Extracts from a graphics dataset
· · · ·

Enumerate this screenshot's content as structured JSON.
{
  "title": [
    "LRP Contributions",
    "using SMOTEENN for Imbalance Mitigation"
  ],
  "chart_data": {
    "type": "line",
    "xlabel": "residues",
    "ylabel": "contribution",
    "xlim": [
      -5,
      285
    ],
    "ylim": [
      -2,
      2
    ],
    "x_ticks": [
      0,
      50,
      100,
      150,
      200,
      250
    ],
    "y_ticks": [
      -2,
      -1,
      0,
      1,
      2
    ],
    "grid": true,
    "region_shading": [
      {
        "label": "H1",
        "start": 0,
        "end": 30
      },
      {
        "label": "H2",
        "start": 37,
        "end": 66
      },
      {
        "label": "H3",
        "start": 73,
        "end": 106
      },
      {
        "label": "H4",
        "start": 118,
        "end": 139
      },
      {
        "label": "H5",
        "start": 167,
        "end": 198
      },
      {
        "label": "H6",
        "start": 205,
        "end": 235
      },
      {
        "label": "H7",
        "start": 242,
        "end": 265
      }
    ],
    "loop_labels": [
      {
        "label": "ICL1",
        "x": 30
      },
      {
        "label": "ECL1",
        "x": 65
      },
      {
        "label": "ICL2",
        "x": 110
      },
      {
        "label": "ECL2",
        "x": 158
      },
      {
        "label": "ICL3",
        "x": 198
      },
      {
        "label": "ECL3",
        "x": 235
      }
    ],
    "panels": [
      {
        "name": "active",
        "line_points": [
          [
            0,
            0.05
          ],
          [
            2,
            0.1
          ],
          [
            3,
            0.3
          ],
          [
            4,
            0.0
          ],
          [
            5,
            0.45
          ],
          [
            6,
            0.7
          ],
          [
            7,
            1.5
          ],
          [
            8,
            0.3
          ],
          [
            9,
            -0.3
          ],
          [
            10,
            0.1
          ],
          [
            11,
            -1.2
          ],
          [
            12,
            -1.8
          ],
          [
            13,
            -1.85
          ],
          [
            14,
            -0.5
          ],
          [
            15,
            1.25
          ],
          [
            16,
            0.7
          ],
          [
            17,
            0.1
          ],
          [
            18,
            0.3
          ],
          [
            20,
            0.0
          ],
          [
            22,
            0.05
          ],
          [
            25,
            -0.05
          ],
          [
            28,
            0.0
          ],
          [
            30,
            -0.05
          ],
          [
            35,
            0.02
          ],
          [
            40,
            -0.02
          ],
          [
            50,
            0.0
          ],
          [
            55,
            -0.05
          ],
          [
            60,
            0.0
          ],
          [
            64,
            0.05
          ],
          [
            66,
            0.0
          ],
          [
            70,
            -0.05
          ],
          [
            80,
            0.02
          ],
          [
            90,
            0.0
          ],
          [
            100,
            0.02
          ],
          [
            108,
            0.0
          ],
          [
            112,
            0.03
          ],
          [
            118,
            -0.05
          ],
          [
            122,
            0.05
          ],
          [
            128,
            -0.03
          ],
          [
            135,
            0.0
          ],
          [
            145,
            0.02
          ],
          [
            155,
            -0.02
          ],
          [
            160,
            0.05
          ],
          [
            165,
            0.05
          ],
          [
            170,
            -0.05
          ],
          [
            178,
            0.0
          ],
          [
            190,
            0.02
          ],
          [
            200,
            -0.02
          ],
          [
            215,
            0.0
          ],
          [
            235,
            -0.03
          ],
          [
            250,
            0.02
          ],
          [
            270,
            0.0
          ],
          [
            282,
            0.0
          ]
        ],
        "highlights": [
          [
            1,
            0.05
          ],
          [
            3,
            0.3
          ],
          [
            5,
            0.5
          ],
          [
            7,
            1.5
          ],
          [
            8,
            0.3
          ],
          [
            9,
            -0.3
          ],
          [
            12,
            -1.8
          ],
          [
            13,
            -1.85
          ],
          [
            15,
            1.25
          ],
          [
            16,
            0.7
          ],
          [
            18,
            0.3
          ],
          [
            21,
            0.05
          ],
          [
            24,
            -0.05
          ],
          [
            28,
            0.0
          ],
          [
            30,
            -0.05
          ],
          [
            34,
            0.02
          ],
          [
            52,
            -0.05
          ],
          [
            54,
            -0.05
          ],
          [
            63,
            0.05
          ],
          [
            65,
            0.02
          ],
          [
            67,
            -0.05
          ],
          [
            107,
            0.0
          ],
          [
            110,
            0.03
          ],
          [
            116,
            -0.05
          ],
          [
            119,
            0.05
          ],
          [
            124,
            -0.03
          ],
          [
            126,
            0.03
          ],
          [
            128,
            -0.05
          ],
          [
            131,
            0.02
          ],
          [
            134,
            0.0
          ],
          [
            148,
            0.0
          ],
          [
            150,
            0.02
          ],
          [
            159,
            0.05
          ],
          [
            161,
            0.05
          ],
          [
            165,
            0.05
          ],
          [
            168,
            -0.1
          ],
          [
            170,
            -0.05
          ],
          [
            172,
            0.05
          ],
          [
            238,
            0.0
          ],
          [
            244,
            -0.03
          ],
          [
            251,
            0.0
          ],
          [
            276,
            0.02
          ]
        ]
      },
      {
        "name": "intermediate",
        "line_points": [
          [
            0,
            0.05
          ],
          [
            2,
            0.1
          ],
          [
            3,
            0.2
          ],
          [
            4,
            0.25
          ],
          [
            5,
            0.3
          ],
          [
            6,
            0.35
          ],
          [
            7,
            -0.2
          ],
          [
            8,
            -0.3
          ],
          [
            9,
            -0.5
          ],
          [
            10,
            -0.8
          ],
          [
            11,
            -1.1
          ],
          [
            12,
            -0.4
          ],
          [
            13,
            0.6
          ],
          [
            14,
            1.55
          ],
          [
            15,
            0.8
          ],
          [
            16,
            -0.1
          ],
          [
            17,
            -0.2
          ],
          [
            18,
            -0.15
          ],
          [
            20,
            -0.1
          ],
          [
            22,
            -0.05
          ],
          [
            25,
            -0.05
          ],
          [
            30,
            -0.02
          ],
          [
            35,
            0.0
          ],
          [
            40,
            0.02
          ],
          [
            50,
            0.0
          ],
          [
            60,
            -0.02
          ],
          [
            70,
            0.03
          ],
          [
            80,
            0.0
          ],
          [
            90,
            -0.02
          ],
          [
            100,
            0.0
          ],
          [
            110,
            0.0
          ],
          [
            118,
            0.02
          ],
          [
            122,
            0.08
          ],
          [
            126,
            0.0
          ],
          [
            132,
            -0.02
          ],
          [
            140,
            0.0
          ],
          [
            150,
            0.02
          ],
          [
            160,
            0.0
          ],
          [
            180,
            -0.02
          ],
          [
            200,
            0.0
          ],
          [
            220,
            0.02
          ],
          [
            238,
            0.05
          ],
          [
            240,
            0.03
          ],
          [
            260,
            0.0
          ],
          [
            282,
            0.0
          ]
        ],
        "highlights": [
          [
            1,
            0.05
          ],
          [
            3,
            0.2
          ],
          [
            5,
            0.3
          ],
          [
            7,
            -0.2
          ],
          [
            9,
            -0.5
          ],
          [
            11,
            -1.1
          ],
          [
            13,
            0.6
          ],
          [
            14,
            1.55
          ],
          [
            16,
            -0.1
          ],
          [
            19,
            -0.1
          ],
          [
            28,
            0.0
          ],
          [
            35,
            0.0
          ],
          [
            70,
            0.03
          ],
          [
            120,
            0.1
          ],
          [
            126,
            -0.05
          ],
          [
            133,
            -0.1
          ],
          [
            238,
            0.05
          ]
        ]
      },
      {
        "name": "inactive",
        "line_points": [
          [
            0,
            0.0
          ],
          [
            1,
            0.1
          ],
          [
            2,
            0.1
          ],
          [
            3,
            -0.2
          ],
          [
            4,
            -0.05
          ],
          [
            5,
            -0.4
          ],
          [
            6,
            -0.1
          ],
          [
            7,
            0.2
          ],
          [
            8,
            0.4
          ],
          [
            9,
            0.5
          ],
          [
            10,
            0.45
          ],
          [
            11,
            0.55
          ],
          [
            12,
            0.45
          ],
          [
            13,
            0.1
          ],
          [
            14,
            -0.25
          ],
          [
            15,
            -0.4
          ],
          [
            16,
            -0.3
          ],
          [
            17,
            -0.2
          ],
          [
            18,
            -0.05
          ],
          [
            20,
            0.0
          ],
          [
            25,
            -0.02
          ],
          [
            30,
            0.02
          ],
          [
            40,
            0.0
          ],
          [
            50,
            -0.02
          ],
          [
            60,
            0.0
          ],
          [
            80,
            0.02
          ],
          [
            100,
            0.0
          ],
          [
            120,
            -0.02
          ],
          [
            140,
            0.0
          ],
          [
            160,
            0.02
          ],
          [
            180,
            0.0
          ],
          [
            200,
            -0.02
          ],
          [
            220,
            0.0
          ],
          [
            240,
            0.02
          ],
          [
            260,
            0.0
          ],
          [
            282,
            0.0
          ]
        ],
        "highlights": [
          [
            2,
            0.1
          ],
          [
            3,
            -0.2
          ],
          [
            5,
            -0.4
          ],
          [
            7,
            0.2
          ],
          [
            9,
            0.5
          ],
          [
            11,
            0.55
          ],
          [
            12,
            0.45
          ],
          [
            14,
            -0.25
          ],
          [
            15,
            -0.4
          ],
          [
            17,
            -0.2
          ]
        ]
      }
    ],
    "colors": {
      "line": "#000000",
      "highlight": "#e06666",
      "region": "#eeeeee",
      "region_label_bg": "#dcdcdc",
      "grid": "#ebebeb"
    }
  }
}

· · · ·

#### Goal:
Copy every line of the data that holds the string "start".

#### Correct response:
        "start": 0,
        "start": 37,
        "start": 73,
        "start": 118,
        "start": 167,
        "start": 205,
        "start": 242,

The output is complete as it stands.